Search the material for the word "Hardness" and copy each line that holds it.

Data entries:
┌──

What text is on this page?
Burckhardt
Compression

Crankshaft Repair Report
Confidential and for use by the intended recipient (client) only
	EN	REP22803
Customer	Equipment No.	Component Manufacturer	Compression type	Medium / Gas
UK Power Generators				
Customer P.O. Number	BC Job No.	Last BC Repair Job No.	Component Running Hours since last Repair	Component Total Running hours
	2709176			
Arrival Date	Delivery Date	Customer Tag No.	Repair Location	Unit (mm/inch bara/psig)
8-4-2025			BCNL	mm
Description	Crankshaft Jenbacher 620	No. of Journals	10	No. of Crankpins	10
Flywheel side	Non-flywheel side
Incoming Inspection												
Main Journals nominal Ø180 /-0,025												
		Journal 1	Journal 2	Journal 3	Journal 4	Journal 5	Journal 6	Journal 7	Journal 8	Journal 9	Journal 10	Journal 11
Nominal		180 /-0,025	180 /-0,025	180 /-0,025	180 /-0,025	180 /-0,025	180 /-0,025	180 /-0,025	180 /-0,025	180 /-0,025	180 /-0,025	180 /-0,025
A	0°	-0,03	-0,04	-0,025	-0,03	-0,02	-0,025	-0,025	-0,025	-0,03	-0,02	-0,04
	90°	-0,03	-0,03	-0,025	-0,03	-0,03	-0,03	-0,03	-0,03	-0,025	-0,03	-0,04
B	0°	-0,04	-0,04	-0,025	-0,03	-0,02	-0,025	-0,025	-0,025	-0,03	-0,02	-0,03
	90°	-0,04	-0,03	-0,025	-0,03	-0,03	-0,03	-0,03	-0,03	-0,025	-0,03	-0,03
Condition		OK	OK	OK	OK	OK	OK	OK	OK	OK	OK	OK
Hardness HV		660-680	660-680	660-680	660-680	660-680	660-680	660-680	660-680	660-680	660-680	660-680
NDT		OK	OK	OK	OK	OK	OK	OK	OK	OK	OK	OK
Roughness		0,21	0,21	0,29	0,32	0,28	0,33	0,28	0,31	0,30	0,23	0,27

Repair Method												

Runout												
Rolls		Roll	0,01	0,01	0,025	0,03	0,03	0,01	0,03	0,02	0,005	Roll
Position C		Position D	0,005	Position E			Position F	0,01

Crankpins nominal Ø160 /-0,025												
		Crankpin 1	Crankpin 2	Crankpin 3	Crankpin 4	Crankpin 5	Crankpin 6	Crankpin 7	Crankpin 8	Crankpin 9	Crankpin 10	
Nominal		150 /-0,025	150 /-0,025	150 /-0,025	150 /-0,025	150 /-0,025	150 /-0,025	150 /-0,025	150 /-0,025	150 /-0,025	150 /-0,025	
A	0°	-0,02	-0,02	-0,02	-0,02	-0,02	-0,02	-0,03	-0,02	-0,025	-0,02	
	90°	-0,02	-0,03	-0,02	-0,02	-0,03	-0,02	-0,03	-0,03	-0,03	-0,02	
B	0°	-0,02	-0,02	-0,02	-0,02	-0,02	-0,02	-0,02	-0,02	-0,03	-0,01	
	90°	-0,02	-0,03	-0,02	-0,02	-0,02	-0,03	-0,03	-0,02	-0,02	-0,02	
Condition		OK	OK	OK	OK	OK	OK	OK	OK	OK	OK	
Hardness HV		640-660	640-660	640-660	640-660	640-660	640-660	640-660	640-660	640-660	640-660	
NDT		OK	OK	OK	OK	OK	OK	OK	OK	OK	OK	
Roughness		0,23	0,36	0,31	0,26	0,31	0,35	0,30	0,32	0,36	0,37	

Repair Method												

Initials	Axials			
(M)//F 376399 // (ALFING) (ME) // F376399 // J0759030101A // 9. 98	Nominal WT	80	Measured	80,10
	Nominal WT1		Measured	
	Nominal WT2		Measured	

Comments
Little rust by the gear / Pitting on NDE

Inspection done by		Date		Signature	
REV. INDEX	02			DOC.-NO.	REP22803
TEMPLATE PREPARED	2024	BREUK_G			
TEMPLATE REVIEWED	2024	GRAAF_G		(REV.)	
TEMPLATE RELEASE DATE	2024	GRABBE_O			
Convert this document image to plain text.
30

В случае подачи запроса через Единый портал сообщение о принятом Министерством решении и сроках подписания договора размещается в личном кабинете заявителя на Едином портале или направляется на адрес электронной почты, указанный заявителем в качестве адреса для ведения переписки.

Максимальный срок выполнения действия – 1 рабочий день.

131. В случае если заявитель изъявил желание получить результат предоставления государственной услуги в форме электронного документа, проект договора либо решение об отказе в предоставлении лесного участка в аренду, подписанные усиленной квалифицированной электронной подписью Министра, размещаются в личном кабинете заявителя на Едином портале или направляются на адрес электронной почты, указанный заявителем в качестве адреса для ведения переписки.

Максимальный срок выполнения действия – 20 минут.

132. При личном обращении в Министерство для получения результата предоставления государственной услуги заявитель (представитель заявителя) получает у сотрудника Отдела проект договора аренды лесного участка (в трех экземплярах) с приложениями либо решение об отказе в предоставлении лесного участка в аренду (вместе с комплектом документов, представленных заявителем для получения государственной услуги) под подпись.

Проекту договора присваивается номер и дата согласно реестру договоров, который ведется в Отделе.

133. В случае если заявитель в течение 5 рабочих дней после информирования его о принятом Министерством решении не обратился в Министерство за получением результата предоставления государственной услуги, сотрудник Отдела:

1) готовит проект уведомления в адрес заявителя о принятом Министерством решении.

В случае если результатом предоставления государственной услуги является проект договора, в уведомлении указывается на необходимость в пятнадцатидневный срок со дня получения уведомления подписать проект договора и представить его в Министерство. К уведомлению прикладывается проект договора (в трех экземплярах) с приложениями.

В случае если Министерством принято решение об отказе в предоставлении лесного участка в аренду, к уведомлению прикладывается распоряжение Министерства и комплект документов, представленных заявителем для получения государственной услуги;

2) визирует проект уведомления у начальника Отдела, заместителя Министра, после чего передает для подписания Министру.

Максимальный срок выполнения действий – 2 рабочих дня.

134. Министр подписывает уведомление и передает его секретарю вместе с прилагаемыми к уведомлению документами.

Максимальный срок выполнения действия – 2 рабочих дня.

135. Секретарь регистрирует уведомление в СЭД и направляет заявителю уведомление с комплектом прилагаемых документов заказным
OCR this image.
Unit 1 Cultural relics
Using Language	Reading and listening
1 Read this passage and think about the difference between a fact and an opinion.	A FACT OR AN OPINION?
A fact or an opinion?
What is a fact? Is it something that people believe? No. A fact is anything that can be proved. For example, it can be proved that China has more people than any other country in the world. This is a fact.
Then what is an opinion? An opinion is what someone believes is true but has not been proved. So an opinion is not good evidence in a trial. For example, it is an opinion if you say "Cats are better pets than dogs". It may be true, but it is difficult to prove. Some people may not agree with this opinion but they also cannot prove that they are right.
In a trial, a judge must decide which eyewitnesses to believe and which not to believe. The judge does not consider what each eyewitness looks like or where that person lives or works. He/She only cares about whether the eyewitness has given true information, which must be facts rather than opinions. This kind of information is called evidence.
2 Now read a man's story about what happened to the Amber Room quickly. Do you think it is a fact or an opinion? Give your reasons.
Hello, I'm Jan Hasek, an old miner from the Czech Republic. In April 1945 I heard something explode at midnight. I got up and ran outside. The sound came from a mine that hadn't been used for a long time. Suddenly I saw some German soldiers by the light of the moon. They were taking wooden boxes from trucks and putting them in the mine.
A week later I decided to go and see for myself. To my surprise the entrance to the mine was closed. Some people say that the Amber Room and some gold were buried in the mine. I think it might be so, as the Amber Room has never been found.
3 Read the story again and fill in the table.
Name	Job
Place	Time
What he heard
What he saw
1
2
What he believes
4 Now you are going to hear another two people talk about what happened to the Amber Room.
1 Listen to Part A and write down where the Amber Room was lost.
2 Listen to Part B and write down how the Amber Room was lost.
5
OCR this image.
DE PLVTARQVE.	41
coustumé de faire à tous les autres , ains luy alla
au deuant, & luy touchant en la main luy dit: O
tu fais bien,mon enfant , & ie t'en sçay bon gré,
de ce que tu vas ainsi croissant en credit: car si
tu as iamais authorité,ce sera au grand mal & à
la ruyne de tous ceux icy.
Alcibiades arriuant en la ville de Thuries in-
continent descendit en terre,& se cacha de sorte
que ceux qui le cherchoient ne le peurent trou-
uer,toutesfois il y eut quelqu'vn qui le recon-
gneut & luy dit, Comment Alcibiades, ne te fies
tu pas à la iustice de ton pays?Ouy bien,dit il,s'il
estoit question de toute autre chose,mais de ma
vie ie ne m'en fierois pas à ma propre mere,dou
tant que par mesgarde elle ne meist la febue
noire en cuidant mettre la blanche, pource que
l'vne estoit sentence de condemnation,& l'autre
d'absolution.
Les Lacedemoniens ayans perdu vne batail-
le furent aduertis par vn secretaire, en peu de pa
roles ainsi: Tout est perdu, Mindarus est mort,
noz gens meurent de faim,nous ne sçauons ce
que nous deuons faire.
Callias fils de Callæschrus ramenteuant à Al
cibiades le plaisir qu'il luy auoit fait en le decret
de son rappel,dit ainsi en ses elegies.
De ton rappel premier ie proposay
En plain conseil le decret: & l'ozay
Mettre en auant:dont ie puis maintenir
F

└──

= WRITTEN RESPONSE =
Hardness HV		660-680	660-680	660-680	660-680	660-680	660-680	660-680	660-680	660-680	660-680	660-680
Hardness HV		640-660	640-660	640-660	640-660	640-660	640-660	640-660	640-660	640-660	640-660	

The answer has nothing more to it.